PROMPT
Write down each entry again, exactly as it reads.

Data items
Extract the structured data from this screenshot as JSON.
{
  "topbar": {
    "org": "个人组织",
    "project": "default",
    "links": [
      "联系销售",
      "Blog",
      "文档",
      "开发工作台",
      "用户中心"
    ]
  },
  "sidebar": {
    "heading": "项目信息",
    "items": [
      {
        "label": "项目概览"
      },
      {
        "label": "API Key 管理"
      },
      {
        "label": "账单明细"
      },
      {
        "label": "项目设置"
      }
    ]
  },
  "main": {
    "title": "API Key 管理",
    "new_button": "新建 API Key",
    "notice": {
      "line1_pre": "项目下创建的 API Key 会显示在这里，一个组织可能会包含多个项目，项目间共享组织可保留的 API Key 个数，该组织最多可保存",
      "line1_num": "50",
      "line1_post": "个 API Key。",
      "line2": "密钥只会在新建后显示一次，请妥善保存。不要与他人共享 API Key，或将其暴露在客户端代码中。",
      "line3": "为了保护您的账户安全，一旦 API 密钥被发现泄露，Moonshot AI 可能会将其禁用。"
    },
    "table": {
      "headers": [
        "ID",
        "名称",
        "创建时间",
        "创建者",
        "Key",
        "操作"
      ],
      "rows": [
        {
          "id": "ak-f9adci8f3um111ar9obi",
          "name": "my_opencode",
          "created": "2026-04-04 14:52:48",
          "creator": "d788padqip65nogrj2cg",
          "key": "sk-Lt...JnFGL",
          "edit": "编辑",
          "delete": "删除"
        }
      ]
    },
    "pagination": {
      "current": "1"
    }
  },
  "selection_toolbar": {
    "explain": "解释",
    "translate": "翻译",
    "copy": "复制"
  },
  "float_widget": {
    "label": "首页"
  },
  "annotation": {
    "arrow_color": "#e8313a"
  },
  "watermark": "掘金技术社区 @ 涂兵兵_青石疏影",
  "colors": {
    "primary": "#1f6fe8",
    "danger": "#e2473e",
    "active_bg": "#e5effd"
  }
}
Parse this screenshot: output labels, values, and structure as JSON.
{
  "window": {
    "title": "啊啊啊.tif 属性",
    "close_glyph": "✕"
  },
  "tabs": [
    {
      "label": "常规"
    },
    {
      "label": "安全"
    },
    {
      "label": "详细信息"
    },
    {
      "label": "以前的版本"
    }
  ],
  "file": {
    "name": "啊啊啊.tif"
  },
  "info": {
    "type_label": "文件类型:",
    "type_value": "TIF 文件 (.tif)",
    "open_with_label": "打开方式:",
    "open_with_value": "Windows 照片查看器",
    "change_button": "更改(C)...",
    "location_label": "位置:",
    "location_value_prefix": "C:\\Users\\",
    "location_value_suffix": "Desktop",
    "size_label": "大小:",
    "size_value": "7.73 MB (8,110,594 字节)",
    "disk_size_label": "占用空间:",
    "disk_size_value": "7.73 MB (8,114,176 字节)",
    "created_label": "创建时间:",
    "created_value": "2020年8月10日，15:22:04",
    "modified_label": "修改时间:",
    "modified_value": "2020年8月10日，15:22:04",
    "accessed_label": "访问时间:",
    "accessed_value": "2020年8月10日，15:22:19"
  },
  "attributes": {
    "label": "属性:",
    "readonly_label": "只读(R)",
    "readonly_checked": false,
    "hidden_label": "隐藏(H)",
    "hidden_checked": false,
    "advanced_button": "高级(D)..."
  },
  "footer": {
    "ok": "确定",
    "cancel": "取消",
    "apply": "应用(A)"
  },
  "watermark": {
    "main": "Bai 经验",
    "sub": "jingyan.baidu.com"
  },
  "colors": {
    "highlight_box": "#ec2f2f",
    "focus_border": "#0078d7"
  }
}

ANSWER TO THIS EXERCISE
Extract the structured data from this screenshot as JSON.
{
  "topbar": {
    "org": "个人组织",
    "project": "default",
    "links": [
      "联系销售",
      "Blog",
      "文档",
      "开发工作台",
      "用户中心"
    ]
  },
  "sidebar": {
    "heading": "项目信息",
    "items": [
      {
        "label": "项目概览"
      },
      {
        "label": "API Key 管理"
      },
      {
        "label": "账单明细"
      },
      {
        "label": "项目设置"
      }
    ]
  },
  "main": {
    "title": "API Key 管理",
    "new_button": "新建 API Key",
    "notice": {
      "line1_pre": "项目下创建的 API Key 会显示在这里，一个组织可能会包含多个项目，项目间共享组织可保留的 API Key 个数，该组织最多可保存",
      "line1_num": "50",
      "line1_post": "个 API Key。",
      "line2": "密钥只会在新建后显示一次，请妥善保存。不要与他人共享 API Key，或将其暴露在客户端代码中。",
      "line3": "为了保护您的账户安全，一旦 API 密钥被发现泄露，Moonshot AI 可能会将其禁用。"
    },
    "table": {
      "headers": [
        "ID",
        "名称",
        "创建时间",
        "创建者",
        "Key",
        "操作"
      ],
      "rows": [
        {
          "id": "ak-f9adci8f3um111ar9obi",
          "name": "my_opencode",
          "created": "2026-04-04 14:52:48",
          "creator": "d788padqip65nogrj2cg",
          "key": "sk-Lt...JnFGL",
          "edit": "编辑",
          "delete": "删除"
        }
      ]
    },
    "pagination": {
      "current": "1"
    }
  },
  "selection_toolbar": {
    "explain": "解释",
    "translate": "翻译",
    "copy": "复制"
  },
  "float_widget": {
    "label": "首页"
  },
  "annotation": {
    "arrow_color": "#e8313a"
  },
  "watermark": "掘金技术社区 @ 涂兵兵_青石疏影",
  "colors": {
    "primary": "#1f6fe8",
    "danger": "#e2473e",
    "active_bg": "#e5effd"
  }
}
Parse this screenshot: output labels, values, and structure as JSON.
{
  "window": {
    "title": "啊啊啊.tif 属性",
    "close_glyph": "✕"
  },
  "tabs": [
    {
      "label": "常规"
    },
    {
      "label": "安全"
    },
    {
      "label": "详细信息"
    },
    {
      "label": "以前的版本"
    }
  ],
  "file": {
    "name": "啊啊啊.tif"
  },
  "info": {
    "type_label": "文件类型:",
    "type_value": "TIF 文件 (.tif)",
    "open_with_label": "打开方式:",
    "open_with_value": "Windows 照片查看器",
    "change_button": "更改(C)...",
    "location_label": "位置:",
    "location_value_prefix": "C:\\Users\\",
    "location_value_suffix": "Desktop",
    "size_label": "大小:",
    "size_value": "7.73 MB (8,110,594 字节)",
    "disk_size_label": "占用空间:",
    "disk_size_value": "7.73 MB (8,114,176 字节)",
    "created_label": "创建时间:",
    "created_value": "2020年8月10日，15:22:04",
    "modified_label": "修改时间:",
    "modified_value": "2020年8月10日，15:22:04",
    "accessed_label": "访问时间:",
    "accessed_value": "2020年8月10日，15:22:19"
  },
  "attributes": {
    "label": "属性:",
    "readonly_label": "只读(R)",
    "readonly_checked": false,
    "hidden_label": "隐藏(H)",
    "hidden_checked": false,
    "advanced_button": "高级(D)..."
  },
  "footer": {
    "ok": "确定",
    "cancel": "取消",
    "apply": "应用(A)"
  },
  "watermark": {
    "main": "Bai 经验",
    "sub": "jingyan.baidu.com"
  },
  "colors": {
    "highlight_box": "#ec2f2f",
    "focus_border": "#0078d7"
  }
}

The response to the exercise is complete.